Put the rows from the start of the records through the line containing "celsius-tick-label: 6°C xyxy=(1880,1393,1937,1429)" into a Markdown table with the columns Number and Line, leaving out any blank lines.
____
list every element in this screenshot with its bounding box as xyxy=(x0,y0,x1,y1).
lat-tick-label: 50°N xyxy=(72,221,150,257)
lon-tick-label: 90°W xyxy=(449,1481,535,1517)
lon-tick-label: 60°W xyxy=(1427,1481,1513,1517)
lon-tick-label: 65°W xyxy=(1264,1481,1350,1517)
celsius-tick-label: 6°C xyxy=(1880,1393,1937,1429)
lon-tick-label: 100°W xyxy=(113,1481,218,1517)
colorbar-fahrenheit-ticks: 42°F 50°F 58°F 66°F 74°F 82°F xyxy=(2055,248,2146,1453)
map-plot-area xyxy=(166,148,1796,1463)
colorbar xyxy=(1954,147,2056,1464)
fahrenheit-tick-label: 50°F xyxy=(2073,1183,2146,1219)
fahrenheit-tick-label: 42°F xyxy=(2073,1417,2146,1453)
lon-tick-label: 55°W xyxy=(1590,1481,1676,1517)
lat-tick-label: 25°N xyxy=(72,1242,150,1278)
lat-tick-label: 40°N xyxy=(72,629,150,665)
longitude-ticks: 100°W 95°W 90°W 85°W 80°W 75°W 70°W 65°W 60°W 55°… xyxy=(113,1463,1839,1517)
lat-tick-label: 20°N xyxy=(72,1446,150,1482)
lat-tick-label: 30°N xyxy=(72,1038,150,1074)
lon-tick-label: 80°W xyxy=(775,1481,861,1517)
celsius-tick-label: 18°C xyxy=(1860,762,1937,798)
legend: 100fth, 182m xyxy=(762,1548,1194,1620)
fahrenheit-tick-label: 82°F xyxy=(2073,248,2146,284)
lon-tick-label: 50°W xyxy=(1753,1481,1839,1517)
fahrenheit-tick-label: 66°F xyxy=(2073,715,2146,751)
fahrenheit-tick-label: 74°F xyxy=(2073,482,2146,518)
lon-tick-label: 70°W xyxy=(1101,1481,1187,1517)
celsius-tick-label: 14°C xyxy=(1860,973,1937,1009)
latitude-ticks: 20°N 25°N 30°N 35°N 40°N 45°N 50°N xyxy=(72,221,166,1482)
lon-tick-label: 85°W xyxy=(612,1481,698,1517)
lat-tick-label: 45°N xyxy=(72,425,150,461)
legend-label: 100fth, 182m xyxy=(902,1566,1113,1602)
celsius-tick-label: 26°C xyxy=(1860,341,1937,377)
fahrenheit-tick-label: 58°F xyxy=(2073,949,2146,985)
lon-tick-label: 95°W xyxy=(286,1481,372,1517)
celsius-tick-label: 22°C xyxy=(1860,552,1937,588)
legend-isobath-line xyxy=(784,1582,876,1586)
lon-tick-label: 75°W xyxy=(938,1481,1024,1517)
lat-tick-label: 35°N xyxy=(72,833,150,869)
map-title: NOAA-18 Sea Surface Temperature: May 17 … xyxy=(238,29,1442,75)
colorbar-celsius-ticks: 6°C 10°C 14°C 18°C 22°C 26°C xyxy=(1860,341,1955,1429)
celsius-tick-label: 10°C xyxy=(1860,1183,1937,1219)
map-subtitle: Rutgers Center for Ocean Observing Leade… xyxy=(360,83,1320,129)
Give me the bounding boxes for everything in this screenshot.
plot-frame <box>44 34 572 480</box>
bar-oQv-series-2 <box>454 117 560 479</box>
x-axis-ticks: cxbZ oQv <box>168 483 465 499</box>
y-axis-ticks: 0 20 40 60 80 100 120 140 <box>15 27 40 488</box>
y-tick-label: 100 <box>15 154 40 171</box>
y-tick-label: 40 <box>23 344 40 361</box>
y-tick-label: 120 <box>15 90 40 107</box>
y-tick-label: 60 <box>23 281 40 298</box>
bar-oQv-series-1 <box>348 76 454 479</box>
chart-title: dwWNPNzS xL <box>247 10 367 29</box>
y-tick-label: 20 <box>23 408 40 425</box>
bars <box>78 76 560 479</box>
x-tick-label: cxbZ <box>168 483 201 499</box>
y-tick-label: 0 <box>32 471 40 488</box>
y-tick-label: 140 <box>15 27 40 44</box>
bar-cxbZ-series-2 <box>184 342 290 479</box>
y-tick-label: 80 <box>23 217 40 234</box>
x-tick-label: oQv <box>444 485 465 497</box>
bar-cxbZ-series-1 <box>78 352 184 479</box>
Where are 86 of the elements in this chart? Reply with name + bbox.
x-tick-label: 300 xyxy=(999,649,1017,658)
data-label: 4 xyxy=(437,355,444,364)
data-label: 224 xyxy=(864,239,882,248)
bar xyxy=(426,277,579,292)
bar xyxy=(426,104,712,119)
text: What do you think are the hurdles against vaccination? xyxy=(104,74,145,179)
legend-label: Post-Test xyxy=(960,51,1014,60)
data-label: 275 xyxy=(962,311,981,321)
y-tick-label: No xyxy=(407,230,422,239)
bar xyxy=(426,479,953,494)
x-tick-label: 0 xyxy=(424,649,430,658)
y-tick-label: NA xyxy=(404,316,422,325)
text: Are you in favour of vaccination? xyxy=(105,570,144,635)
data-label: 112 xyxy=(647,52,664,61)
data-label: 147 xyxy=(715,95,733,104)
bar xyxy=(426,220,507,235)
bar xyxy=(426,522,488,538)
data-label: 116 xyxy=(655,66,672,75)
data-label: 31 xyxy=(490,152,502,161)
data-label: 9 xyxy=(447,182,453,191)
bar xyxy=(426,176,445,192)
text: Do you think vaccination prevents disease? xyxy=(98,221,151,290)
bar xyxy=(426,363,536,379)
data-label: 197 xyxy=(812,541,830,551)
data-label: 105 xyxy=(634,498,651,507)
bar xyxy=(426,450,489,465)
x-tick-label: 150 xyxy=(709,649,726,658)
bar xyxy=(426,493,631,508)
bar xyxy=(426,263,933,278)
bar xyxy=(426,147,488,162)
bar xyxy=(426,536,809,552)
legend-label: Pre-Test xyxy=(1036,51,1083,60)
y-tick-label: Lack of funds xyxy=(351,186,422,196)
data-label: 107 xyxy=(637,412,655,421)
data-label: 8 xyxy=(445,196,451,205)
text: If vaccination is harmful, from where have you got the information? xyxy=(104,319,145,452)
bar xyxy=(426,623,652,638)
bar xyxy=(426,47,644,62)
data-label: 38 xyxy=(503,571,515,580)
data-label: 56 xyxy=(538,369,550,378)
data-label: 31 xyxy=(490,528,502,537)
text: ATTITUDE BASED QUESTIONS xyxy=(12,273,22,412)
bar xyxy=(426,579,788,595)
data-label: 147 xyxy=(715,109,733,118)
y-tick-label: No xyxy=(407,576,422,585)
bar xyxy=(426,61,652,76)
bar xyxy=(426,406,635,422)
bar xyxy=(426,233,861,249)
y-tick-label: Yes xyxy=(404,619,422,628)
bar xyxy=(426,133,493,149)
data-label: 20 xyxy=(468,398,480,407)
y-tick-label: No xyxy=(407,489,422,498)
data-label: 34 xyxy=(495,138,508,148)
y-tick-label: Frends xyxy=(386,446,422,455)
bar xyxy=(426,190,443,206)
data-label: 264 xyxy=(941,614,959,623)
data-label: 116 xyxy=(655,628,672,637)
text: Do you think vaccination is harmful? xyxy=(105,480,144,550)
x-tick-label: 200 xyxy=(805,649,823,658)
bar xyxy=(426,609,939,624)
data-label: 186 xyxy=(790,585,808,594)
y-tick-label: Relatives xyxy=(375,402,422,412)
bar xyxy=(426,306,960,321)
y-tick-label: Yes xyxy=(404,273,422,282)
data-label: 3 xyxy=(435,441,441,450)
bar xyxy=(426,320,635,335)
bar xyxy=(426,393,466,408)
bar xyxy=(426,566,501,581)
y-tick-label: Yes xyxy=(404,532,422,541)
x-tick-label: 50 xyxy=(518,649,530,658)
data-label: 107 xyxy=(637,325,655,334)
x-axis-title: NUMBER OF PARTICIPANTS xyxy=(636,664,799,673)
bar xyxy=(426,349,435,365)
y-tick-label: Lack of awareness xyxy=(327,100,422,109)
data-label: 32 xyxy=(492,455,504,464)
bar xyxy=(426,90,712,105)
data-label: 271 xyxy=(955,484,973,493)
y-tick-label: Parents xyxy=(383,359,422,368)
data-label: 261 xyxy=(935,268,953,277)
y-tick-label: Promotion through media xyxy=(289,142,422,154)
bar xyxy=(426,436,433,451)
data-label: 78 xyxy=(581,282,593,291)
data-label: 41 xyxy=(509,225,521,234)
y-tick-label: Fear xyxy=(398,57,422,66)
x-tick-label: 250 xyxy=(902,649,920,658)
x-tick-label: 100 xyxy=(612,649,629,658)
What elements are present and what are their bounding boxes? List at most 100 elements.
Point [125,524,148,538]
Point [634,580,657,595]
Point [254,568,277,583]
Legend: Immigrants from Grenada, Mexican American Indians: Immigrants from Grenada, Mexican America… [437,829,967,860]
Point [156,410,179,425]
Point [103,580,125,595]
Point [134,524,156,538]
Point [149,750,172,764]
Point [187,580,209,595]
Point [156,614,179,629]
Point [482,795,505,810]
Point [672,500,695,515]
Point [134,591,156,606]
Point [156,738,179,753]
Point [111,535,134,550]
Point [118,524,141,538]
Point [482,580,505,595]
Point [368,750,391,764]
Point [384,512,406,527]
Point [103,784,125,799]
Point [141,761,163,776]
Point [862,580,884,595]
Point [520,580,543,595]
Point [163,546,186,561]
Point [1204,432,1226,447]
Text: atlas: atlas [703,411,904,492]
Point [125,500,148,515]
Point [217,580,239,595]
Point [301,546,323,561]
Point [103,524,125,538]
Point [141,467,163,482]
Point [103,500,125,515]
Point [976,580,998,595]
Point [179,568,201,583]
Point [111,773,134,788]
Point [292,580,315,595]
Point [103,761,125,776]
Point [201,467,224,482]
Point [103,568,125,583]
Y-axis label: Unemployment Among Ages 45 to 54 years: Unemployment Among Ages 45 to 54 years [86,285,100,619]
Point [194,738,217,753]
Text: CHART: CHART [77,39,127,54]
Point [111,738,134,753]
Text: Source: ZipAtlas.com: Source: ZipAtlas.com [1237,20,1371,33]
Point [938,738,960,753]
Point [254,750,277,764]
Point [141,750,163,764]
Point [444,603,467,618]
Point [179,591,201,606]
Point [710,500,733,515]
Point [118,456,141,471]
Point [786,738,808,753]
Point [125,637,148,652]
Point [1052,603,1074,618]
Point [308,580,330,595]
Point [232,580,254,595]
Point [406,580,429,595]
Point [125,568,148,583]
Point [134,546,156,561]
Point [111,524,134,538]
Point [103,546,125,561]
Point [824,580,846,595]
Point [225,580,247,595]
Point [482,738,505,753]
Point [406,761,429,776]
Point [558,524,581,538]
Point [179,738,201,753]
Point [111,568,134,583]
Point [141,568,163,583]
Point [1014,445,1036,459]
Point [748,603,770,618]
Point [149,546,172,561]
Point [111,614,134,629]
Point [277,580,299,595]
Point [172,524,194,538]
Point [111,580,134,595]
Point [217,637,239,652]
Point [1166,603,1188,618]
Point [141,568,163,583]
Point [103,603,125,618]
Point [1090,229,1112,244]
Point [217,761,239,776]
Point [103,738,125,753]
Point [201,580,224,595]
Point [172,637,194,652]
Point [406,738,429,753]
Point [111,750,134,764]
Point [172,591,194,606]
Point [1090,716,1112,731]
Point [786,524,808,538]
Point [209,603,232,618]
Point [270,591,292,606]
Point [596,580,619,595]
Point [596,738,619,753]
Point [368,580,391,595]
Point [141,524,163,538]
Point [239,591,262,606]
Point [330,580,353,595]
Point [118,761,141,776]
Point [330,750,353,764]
____
THE REPLY:
| Number | Line |
|---|---|
| 1 | list every element in this screenshot with its bounding box as xyxy=(x0,y0,x1,y1). |
| 2 | lat-tick-label: 50°N xyxy=(72,221,150,257) |
| 3 | lon-tick-label: 90°W xyxy=(449,1481,535,1517) |
| 4 | lon-tick-label: 60°W xyxy=(1427,1481,1513,1517) |
| 5 | lon-tick-label: 65°W xyxy=(1264,1481,1350,1517) |
| 6 | celsius-tick-label: 6°C xyxy=(1880,1393,1937,1429) |